**Prompt:** Transcribe the full listing below exactly.

**Entries provided:**

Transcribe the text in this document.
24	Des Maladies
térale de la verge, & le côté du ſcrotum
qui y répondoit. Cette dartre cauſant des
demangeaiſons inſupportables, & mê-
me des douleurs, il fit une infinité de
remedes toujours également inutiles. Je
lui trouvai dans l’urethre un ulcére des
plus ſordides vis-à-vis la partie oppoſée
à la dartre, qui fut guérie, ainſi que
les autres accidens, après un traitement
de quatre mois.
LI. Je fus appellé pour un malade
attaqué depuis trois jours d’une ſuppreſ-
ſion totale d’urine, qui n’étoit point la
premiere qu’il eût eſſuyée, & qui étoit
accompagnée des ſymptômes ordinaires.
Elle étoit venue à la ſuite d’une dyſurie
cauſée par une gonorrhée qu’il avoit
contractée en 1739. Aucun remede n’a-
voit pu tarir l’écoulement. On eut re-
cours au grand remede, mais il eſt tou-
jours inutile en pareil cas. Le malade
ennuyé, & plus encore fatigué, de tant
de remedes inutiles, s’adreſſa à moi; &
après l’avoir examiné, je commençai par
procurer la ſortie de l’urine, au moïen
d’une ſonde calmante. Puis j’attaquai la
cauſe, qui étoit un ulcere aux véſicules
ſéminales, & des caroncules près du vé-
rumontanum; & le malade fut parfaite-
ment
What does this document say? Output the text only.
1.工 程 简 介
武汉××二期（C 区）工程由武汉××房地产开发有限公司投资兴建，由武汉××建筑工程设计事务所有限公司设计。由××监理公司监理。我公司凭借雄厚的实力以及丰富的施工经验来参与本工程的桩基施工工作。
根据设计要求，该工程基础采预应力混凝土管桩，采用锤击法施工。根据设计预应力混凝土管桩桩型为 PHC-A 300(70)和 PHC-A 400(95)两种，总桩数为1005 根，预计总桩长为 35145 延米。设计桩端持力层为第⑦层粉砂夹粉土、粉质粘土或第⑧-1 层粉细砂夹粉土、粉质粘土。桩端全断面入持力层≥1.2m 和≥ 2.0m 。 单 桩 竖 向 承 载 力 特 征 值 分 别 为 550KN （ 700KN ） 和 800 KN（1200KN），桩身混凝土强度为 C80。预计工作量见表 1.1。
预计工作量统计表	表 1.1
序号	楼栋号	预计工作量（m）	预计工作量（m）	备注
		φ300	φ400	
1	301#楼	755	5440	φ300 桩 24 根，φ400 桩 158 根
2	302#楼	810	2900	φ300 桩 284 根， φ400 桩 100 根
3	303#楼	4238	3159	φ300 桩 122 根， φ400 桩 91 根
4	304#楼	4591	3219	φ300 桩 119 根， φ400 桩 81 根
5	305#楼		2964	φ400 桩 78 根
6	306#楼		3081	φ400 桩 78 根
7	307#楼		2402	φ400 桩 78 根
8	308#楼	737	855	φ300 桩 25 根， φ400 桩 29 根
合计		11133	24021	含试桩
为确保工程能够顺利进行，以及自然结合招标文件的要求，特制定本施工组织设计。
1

**Exercise answer:**
Transcribe the text in this document.
24	Des Maladies
térale de la verge, & le côté du ſcrotum
qui y répondoit. Cette dartre cauſant des
demangeaiſons inſupportables, & mê-
me des douleurs, il fit une infinité de
remedes toujours également inutiles. Je
lui trouvai dans l’urethre un ulcére des
plus ſordides vis-à-vis la partie oppoſée
à la dartre, qui fut guérie, ainſi que
les autres accidens, après un traitement
de quatre mois.
LI. Je fus appellé pour un malade
attaqué depuis trois jours d’une ſuppreſ-
ſion totale d’urine, qui n’étoit point la
premiere qu’il eût eſſuyée, & qui étoit
accompagnée des ſymptômes ordinaires.
Elle étoit venue à la ſuite d’une dyſurie
cauſée par une gonorrhée qu’il avoit
contractée en 1739. Aucun remede n’a-
voit pu tarir l’écoulement. On eut re-
cours au grand remede, mais il eſt tou-
jours inutile en pareil cas. Le malade
ennuyé, & plus encore fatigué, de tant
de remedes inutiles, s’adreſſa à moi; &
après l’avoir examiné, je commençai par
procurer la ſortie de l’urine, au moïen
d’une ſonde calmante. Puis j’attaquai la
cauſe, qui étoit un ulcere aux véſicules
ſéminales, & des caroncules près du vé-
rumontanum; & le malade fut parfaite-
ment
What does this document say? Output the text only.
1.工 程 简 介
武汉××二期（C 区）工程由武汉××房地产开发有限公司投资兴建，由武汉××建筑工程设计事务所有限公司设计。由××监理公司监理。我公司凭借雄厚的实力以及丰富的施工经验来参与本工程的桩基施工工作。
根据设计要求，该工程基础采预应力混凝土管桩，采用锤击法施工。根据设计预应力混凝土管桩桩型为 PHC-A 300(70)和 PHC-A 400(95)两种，总桩数为1005 根，预计总桩长为 35145 延米。设计桩端持力层为第⑦层粉砂夹粉土、粉质粘土或第⑧-1 层粉细砂夹粉土、粉质粘土。桩端全断面入持力层≥1.2m 和≥ 2.0m 。 单 桩 竖 向 承 载 力 特 征 值 分 别 为 550KN （ 700KN ） 和 800 KN（1200KN），桩身混凝土强度为 C80。预计工作量见表 1.1。
预计工作量统计表	表 1.1
序号	楼栋号	预计工作量（m）	预计工作量（m）	备注
		φ300	φ400	
1	301#楼	755	5440	φ300 桩 24 根，φ400 桩 158 根
2	302#楼	810	2900	φ300 桩 284 根， φ400 桩 100 根
3	303#楼	4238	3159	φ300 桩 122 根， φ400 桩 91 根
4	304#楼	4591	3219	φ300 桩 119 根， φ400 桩 81 根
5	305#楼		2964	φ400 桩 78 根
6	306#楼		3081	φ400 桩 78 根
7	307#楼		2402	φ400 桩 78 根
8	308#楼	737	855	φ300 桩 25 根， φ400 桩 29 根
合计		11133	24021	含试桩
为确保工程能够顺利进行，以及自然结合招标文件的要求，特制定本施工组织设计。
1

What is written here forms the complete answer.